▶ [Aim of the exercise]
Output every line exactly as written. Leave out pictures.

▶ [Extracted information]
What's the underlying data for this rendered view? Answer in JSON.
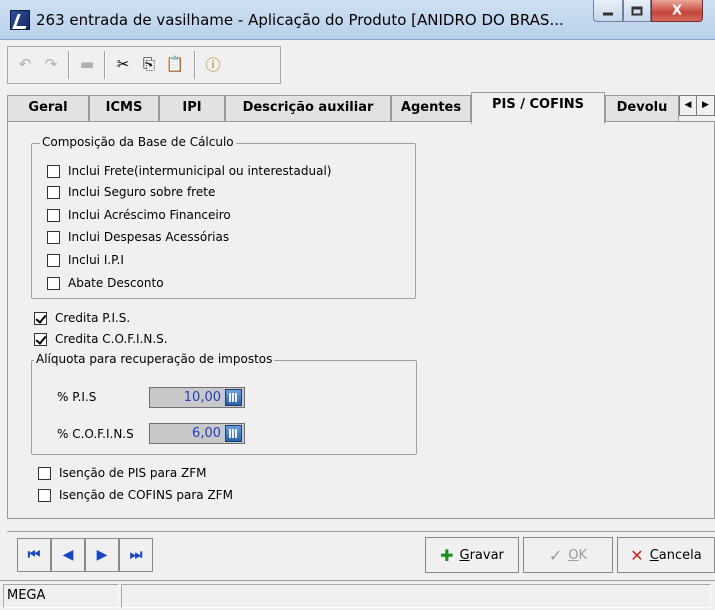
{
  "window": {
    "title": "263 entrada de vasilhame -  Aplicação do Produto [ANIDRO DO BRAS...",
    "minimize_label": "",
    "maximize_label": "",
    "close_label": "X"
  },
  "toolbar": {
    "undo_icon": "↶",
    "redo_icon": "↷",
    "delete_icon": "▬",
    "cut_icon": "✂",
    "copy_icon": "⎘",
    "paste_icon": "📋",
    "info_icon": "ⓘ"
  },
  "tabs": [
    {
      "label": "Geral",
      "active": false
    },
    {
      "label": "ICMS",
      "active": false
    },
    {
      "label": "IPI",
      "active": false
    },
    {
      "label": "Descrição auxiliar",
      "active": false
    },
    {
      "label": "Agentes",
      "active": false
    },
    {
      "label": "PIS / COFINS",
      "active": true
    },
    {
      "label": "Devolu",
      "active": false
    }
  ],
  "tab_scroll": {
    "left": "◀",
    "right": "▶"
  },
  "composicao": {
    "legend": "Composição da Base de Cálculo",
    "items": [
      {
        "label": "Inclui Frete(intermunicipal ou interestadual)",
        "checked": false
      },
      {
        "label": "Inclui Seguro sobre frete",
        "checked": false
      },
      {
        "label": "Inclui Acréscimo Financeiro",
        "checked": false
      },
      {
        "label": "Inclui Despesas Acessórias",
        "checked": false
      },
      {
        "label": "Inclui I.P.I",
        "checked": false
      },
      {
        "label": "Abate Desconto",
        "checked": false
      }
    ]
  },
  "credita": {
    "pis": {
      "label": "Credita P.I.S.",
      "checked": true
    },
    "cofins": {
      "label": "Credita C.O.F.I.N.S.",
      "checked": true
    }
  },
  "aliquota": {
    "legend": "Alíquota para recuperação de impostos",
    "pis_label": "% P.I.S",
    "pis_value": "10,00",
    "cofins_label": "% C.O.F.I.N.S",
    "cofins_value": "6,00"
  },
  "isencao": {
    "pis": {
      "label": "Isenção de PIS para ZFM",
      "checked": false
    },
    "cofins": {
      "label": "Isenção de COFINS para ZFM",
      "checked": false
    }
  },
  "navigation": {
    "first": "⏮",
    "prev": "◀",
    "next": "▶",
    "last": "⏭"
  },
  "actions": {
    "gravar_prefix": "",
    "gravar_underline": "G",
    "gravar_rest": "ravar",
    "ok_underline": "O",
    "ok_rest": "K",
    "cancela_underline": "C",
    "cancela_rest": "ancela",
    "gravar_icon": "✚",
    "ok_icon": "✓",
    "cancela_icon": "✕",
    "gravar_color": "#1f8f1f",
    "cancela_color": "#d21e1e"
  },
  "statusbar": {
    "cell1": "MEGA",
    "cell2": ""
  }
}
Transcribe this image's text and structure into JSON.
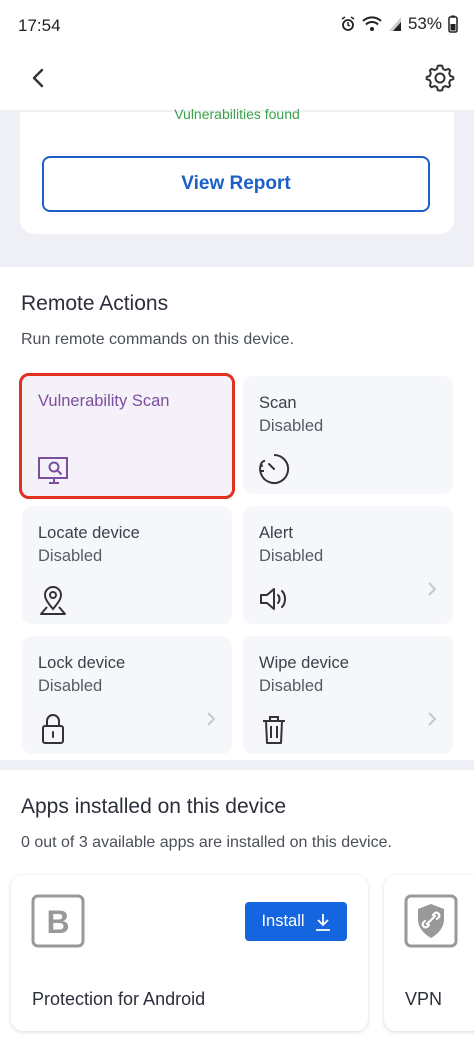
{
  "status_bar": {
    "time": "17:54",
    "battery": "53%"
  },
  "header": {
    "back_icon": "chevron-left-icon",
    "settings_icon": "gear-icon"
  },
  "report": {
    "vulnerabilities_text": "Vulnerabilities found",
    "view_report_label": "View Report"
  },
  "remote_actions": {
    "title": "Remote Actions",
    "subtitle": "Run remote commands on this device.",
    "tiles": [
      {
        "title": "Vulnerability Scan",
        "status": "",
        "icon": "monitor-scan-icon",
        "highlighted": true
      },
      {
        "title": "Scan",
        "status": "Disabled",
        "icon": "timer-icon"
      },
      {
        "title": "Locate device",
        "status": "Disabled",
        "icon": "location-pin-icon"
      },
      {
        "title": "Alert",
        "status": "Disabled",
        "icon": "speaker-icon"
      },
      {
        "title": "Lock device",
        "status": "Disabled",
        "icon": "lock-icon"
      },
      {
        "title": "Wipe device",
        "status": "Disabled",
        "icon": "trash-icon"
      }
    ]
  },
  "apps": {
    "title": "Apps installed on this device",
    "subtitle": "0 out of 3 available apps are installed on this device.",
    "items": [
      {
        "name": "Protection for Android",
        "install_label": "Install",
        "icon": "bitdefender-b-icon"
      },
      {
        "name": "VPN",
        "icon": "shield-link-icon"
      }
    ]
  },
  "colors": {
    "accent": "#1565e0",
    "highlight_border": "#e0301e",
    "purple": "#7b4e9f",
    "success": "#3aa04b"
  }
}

▶ [The output]
What's the underlying data for this rendered view? Answer in JSON.
{
  "window": {
    "title": "263 entrada de vasilhame -  Aplicação do Produto [ANIDRO DO BRAS...",
    "minimize_label": "",
    "maximize_label": "",
    "close_label": "X"
  },
  "toolbar": {
    "undo_icon": "↶",
    "redo_icon": "↷",
    "delete_icon": "▬",
    "cut_icon": "✂",
    "copy_icon": "⎘",
    "paste_icon": "📋",
    "info_icon": "ⓘ"
  },
  "tabs": [
    {
      "label": "Geral",
      "active": false
    },
    {
      "label": "ICMS",
      "active": false
    },
    {
      "label": "IPI",
      "active": false
    },
    {
      "label": "Descrição auxiliar",
      "active": false
    },
    {
      "label": "Agentes",
      "active": false
    },
    {
      "label": "PIS / COFINS",
      "active": true
    },
    {
      "label": "Devolu",
      "active": false
    }
  ],
  "tab_scroll": {
    "left": "◀",
    "right": "▶"
  },
  "composicao": {
    "legend": "Composição da Base de Cálculo",
    "items": [
      {
        "label": "Inclui Frete(intermunicipal ou interestadual)",
        "checked": false
      },
      {
        "label": "Inclui Seguro sobre frete",
        "checked": false
      },
      {
        "label": "Inclui Acréscimo Financeiro",
        "checked": false
      },
      {
        "label": "Inclui Despesas Acessórias",
        "checked": false
      },
      {
        "label": "Inclui I.P.I",
        "checked": false
      },
      {
        "label": "Abate Desconto",
        "checked": false
      }
    ]
  },
  "credita": {
    "pis": {
      "label": "Credita P.I.S.",
      "checked": true
    },
    "cofins": {
      "label": "Credita C.O.F.I.N.S.",
      "checked": true
    }
  },
  "aliquota": {
    "legend": "Alíquota para recuperação de impostos",
    "pis_label": "% P.I.S",
    "pis_value": "10,00",
    "cofins_label": "% C.O.F.I.N.S",
    "cofins_value": "6,00"
  },
  "isencao": {
    "pis": {
      "label": "Isenção de PIS para ZFM",
      "checked": false
    },
    "cofins": {
      "label": "Isenção de COFINS para ZFM",
      "checked": false
    }
  },
  "navigation": {
    "first": "⏮",
    "prev": "◀",
    "next": "▶",
    "last": "⏭"
  },
  "actions": {
    "gravar_prefix": "",
    "gravar_underline": "G",
    "gravar_rest": "ravar",
    "ok_underline": "O",
    "ok_rest": "K",
    "cancela_underline": "C",
    "cancela_rest": "ancela",
    "gravar_icon": "✚",
    "ok_icon": "✓",
    "cancela_icon": "✕",
    "gravar_color": "#1f8f1f",
    "cancela_color": "#d21e1e"
  },
  "statusbar": {
    "cell1": "MEGA",
    "cell2": ""
  }
}
Transcribe this image's text and structure into JSON.
{
  "status_bar": {
    "time": "17:54",
    "battery": "53%"
  },
  "header": {
    "back_icon": "chevron-left-icon",
    "settings_icon": "gear-icon"
  },
  "report": {
    "vulnerabilities_text": "Vulnerabilities found",
    "view_report_label": "View Report"
  },
  "remote_actions": {
    "title": "Remote Actions",
    "subtitle": "Run remote commands on this device.",
    "tiles": [
      {
        "title": "Vulnerability Scan",
        "status": "",
        "icon": "monitor-scan-icon",
        "highlighted": true
      },
      {
        "title": "Scan",
        "status": "Disabled",
        "icon": "timer-icon"
      },
      {
        "title": "Locate device",
        "status": "Disabled",
        "icon": "location-pin-icon"
      },
      {
        "title": "Alert",
        "status": "Disabled",
        "icon": "speaker-icon"
      },
      {
        "title": "Lock device",
        "status": "Disabled",
        "icon": "lock-icon"
      },
      {
        "title": "Wipe device",
        "status": "Disabled",
        "icon": "trash-icon"
      }
    ]
  },
  "apps": {
    "title": "Apps installed on this device",
    "subtitle": "0 out of 3 available apps are installed on this device.",
    "items": [
      {
        "name": "Protection for Android",
        "install_label": "Install",
        "icon": "bitdefender-b-icon"
      },
      {
        "name": "VPN",
        "icon": "shield-link-icon"
      }
    ]
  },
  "colors": {
    "accent": "#1565e0",
    "highlight_border": "#e0301e",
    "purple": "#7b4e9f",
    "success": "#3aa04b"
  }
}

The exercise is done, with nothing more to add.